> **Data records**:

- - -

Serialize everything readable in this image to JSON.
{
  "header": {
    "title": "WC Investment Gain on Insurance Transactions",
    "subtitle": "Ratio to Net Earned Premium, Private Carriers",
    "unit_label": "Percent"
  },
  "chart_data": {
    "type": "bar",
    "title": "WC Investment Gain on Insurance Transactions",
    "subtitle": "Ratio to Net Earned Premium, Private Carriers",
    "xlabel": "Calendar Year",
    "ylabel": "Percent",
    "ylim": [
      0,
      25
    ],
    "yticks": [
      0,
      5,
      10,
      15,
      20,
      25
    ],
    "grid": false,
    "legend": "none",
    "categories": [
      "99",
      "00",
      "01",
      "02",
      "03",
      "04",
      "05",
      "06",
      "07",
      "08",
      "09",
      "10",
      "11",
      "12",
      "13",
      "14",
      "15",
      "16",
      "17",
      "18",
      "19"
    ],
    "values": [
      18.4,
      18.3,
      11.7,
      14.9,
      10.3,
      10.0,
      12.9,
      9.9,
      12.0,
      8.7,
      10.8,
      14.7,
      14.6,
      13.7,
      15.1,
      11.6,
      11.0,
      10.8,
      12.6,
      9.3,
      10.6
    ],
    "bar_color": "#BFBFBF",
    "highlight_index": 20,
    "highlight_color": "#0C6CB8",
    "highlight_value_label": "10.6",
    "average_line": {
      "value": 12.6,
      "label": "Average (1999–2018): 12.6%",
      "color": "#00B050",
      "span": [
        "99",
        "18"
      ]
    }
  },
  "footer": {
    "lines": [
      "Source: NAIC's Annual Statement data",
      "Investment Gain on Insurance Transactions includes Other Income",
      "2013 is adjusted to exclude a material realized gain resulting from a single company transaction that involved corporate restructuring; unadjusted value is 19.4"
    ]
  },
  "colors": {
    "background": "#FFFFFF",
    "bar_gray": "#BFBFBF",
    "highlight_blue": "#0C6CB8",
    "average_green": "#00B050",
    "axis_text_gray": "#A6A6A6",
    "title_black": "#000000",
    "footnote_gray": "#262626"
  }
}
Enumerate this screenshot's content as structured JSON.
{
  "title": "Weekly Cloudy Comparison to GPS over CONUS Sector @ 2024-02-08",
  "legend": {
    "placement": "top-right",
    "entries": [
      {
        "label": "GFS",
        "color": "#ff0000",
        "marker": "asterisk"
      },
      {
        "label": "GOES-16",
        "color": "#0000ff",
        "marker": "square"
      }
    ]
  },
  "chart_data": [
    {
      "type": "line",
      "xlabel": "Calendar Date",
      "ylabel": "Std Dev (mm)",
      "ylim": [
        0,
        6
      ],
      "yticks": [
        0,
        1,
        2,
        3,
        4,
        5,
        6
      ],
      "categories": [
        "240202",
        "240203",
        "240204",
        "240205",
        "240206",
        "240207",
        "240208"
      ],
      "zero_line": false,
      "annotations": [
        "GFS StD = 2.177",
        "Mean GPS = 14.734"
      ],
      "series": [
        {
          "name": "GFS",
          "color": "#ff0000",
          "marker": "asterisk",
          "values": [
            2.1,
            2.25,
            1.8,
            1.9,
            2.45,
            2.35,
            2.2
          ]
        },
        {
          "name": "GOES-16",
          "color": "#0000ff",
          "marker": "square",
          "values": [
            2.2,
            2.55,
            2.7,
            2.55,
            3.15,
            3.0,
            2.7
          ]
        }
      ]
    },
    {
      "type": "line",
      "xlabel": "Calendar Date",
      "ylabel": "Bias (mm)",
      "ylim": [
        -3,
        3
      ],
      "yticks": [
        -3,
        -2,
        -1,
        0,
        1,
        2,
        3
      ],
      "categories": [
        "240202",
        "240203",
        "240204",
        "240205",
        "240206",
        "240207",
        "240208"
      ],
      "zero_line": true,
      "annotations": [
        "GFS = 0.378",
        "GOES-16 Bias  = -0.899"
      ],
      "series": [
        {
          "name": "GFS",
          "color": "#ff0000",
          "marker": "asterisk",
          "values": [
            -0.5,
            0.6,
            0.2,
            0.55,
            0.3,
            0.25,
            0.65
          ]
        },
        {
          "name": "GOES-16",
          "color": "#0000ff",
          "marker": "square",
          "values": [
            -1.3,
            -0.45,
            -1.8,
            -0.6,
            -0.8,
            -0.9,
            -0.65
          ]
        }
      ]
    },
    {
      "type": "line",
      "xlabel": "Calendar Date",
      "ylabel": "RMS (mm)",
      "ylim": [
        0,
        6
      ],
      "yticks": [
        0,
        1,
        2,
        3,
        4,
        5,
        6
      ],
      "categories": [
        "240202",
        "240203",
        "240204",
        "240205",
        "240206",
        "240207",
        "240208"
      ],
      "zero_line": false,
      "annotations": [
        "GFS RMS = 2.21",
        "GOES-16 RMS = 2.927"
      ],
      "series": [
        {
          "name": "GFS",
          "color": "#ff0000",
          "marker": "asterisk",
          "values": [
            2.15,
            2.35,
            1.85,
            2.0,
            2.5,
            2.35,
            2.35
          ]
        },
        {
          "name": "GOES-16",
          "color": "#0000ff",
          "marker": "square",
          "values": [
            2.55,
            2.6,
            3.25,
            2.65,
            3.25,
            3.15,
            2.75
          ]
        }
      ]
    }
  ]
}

- - -

> **The exercise**:
Copy the entries above exactly, leaving none out.

> **Result of the task**:
Serialize everything readable in this image to JSON.
{
  "header": {
    "title": "WC Investment Gain on Insurance Transactions",
    "subtitle": "Ratio to Net Earned Premium, Private Carriers",
    "unit_label": "Percent"
  },
  "chart_data": {
    "type": "bar",
    "title": "WC Investment Gain on Insurance Transactions",
    "subtitle": "Ratio to Net Earned Premium, Private Carriers",
    "xlabel": "Calendar Year",
    "ylabel": "Percent",
    "ylim": [
      0,
      25
    ],
    "yticks": [
      0,
      5,
      10,
      15,
      20,
      25
    ],
    "grid": false,
    "legend": "none",
    "categories": [
      "99",
      "00",
      "01",
      "02",
      "03",
      "04",
      "05",
      "06",
      "07",
      "08",
      "09",
      "10",
      "11",
      "12",
      "13",
      "14",
      "15",
      "16",
      "17",
      "18",
      "19"
    ],
    "values": [
      18.4,
      18.3,
      11.7,
      14.9,
      10.3,
      10.0,
      12.9,
      9.9,
      12.0,
      8.7,
      10.8,
      14.7,
      14.6,
      13.7,
      15.1,
      11.6,
      11.0,
      10.8,
      12.6,
      9.3,
      10.6
    ],
    "bar_color": "#BFBFBF",
    "highlight_index": 20,
    "highlight_color": "#0C6CB8",
    "highlight_value_label": "10.6",
    "average_line": {
      "value": 12.6,
      "label": "Average (1999–2018): 12.6%",
      "color": "#00B050",
      "span": [
        "99",
        "18"
      ]
    }
  },
  "footer": {
    "lines": [
      "Source: NAIC's Annual Statement data",
      "Investment Gain on Insurance Transactions includes Other Income",
      "2013 is adjusted to exclude a material realized gain resulting from a single company transaction that involved corporate restructuring; unadjusted value is 19.4"
    ]
  },
  "colors": {
    "background": "#FFFFFF",
    "bar_gray": "#BFBFBF",
    "highlight_blue": "#0C6CB8",
    "average_green": "#00B050",
    "axis_text_gray": "#A6A6A6",
    "title_black": "#000000",
    "footnote_gray": "#262626"
  }
}
Enumerate this screenshot's content as structured JSON.
{
  "title": "Weekly Cloudy Comparison to GPS over CONUS Sector @ 2024-02-08",
  "legend": {
    "placement": "top-right",
    "entries": [
      {
        "label": "GFS",
        "color": "#ff0000",
        "marker": "asterisk"
      },
      {
        "label": "GOES-16",
        "color": "#0000ff",
        "marker": "square"
      }
    ]
  },
  "chart_data": [
    {
      "type": "line",
      "xlabel": "Calendar Date",
      "ylabel": "Std Dev (mm)",
      "ylim": [
        0,
        6
      ],
      "yticks": [
        0,
        1,
        2,
        3,
        4,
        5,
        6
      ],
      "categories": [
        "240202",
        "240203",
        "240204",
        "240205",
        "240206",
        "240207",
        "240208"
      ],
      "zero_line": false,
      "annotations": [
        "GFS StD = 2.177",
        "Mean GPS = 14.734"
      ],
      "series": [
        {
          "name": "GFS",
          "color": "#ff0000",
          "marker": "asterisk",
          "values": [
            2.1,
            2.25,
            1.8,
            1.9,
            2.45,
            2.35,
            2.2
          ]
        },
        {
          "name": "GOES-16",
          "color": "#0000ff",
          "marker": "square",
          "values": [
            2.2,
            2.55,
            2.7,
            2.55,
            3.15,
            3.0,
            2.7
          ]
        }
      ]
    },
    {
      "type": "line",
      "xlabel": "Calendar Date",
      "ylabel": "Bias (mm)",
      "ylim": [
        -3,
        3
      ],
      "yticks": [
        -3,
        -2,
        -1,
        0,
        1,
        2,
        3
      ],
      "categories": [
        "240202",
        "240203",
        "240204",
        "240205",
        "240206",
        "240207",
        "240208"
      ],
      "zero_line": true,
      "annotations": [
        "GFS = 0.378",
        "GOES-16 Bias  = -0.899"
      ],
      "series": [
        {
          "name": "GFS",
          "color": "#ff0000",
          "marker": "asterisk",
          "values": [
            -0.5,
            0.6,
            0.2,
            0.55,
            0.3,
            0.25,
            0.65
          ]
        },
        {
          "name": "GOES-16",
          "color": "#0000ff",
          "marker": "square",
          "values": [
            -1.3,
            -0.45,
            -1.8,
            -0.6,
            -0.8,
            -0.9,
            -0.65
          ]
        }
      ]
    },
    {
      "type": "line",
      "xlabel": "Calendar Date",
      "ylabel": "RMS (mm)",
      "ylim": [
        0,
        6
      ],
      "yticks": [
        0,
        1,
        2,
        3,
        4,
        5,
        6
      ],
      "categories": [
        "240202",
        "240203",
        "240204",
        "240205",
        "240206",
        "240207",
        "240208"
      ],
      "zero_line": false,
      "annotations": [
        "GFS RMS = 2.21",
        "GOES-16 RMS = 2.927"
      ],
      "series": [
        {
          "name": "GFS",
          "color": "#ff0000",
          "marker": "asterisk",
          "values": [
            2.15,
            2.35,
            1.85,
            2.0,
            2.5,
            2.35,
            2.35
          ]
        },
        {
          "name": "GOES-16",
          "color": "#0000ff",
          "marker": "square",
          "values": [
            2.55,
            2.6,
            3.25,
            2.65,
            3.25,
            3.15,
            2.75
          ]
        }
      ]
    }
  ]
}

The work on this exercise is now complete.